- TASK DIRECTIONS:
Take down each entry exactly as written.

- GIVEN RECORDS:
——
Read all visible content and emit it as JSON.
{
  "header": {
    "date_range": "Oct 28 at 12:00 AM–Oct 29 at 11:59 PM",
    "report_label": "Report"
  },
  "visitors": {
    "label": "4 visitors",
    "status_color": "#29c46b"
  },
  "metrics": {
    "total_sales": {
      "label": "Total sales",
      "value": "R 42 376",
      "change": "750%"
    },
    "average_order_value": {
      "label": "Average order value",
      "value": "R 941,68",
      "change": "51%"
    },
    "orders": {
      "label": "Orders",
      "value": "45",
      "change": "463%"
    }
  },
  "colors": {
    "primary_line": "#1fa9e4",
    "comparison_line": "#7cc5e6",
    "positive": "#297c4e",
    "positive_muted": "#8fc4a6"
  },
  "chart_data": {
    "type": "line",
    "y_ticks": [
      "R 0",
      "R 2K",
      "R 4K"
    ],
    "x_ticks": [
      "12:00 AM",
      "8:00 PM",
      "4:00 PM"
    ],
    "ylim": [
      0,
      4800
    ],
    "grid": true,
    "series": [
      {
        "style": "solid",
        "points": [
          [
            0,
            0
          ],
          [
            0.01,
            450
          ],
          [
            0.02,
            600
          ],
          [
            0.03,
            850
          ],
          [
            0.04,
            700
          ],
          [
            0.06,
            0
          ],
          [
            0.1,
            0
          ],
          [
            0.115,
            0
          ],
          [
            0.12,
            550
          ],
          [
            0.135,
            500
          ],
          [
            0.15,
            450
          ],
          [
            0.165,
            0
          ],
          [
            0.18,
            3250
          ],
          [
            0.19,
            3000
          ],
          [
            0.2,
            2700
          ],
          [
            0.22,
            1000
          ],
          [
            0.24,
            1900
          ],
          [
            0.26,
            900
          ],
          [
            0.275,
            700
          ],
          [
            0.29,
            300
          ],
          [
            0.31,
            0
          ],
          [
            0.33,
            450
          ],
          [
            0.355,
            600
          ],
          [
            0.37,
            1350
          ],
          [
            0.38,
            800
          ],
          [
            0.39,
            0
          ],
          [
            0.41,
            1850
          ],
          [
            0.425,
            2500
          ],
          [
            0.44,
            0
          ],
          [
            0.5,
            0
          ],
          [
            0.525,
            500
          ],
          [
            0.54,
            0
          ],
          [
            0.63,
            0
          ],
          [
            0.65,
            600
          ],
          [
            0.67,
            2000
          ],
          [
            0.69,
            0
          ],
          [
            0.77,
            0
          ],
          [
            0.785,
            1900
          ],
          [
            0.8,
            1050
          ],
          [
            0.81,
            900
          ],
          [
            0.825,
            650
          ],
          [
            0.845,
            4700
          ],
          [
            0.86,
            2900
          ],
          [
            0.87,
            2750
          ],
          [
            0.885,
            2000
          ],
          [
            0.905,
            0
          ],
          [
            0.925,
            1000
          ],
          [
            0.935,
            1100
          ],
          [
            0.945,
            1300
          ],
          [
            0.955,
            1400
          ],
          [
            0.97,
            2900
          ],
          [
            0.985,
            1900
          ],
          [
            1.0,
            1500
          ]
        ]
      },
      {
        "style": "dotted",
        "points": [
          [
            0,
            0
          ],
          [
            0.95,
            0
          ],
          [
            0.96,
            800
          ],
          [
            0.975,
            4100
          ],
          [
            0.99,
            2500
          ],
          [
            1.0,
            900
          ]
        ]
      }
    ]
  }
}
——
- PROBLEM SOLUTION:
Read all visible content and emit it as JSON.
{
  "header": {
    "date_range": "Oct 28 at 12:00 AM–Oct 29 at 11:59 PM",
    "report_label": "Report"
  },
  "visitors": {
    "label": "4 visitors",
    "status_color": "#29c46b"
  },
  "metrics": {
    "total_sales": {
      "label": "Total sales",
      "value": "R 42 376",
      "change": "750%"
    },
    "average_order_value": {
      "label": "Average order value",
      "value": "R 941,68",
      "change": "51%"
    },
    "orders": {
      "label": "Orders",
      "value": "45",
      "change": "463%"
    }
  },
  "colors": {
    "primary_line": "#1fa9e4",
    "comparison_line": "#7cc5e6",
    "positive": "#297c4e",
    "positive_muted": "#8fc4a6"
  },
  "chart_data": {
    "type": "line",
    "y_ticks": [
      "R 0",
      "R 2K",
      "R 4K"
    ],
    "x_ticks": [
      "12:00 AM",
      "8:00 PM",
      "4:00 PM"
    ],
    "ylim": [
      0,
      4800
    ],
    "grid": true,
    "series": [
      {
        "style": "solid",
        "points": [
          [
            0,
            0
          ],
          [
            0.01,
            450
          ],
          [
            0.02,
            600
          ],
          [
            0.03,
            850
          ],
          [
            0.04,
            700
          ],
          [
            0.06,
            0
          ],
          [
            0.1,
            0
          ],
          [
            0.115,
            0
          ],
          [
            0.12,
            550
          ],
          [
            0.135,
            500
          ],
          [
            0.15,
            450
          ],
          [
            0.165,
            0
          ],
          [
            0.18,
            3250
          ],
          [
            0.19,
            3000
          ],
          [
            0.2,
            2700
          ],
          [
            0.22,
            1000
          ],
          [
            0.24,
            1900
          ],
          [
            0.26,
            900
          ],
          [
            0.275,
            700
          ],
          [
            0.29,
            300
          ],
          [
            0.31,
            0
          ],
          [
            0.33,
            450
          ],
          [
            0.355,
            600
          ],
          [
            0.37,
            1350
          ],
          [
            0.38,
            800
          ],
          [
            0.39,
            0
          ],
          [
            0.41,
            1850
          ],
          [
            0.425,
            2500
          ],
          [
            0.44,
            0
          ],
          [
            0.5,
            0
          ],
          [
            0.525,
            500
          ],
          [
            0.54,
            0
          ],
          [
            0.63,
            0
          ],
          [
            0.65,
            600
          ],
          [
            0.67,
            2000
          ],
          [
            0.69,
            0
          ],
          [
            0.77,
            0
          ],
          [
            0.785,
            1900
          ],
          [
            0.8,
            1050
          ],
          [
            0.81,
            900
          ],
          [
            0.825,
            650
          ],
          [
            0.845,
            4700
          ],
          [
            0.86,
            2900
          ],
          [
            0.87,
            2750
          ],
          [
            0.885,
            2000
          ],
          [
            0.905,
            0
          ],
          [
            0.925,
            1000
          ],
          [
            0.935,
            1100
          ],
          [
            0.945,
            1300
          ],
          [
            0.955,
            1400
          ],
          [
            0.97,
            2900
          ],
          [
            0.985,
            1900
          ],
          [
            1.0,
            1500
          ]
        ]
      },
      {
        "style": "dotted",
        "points": [
          [
            0,
            0
          ],
          [
            0.95,
            0
          ],
          [
            0.96,
            800
          ],
          [
            0.975,
            4100
          ],
          [
            0.99,
            2500
          ],
          [
            1.0,
            900
          ]
        ]
      }
    ]
  }
}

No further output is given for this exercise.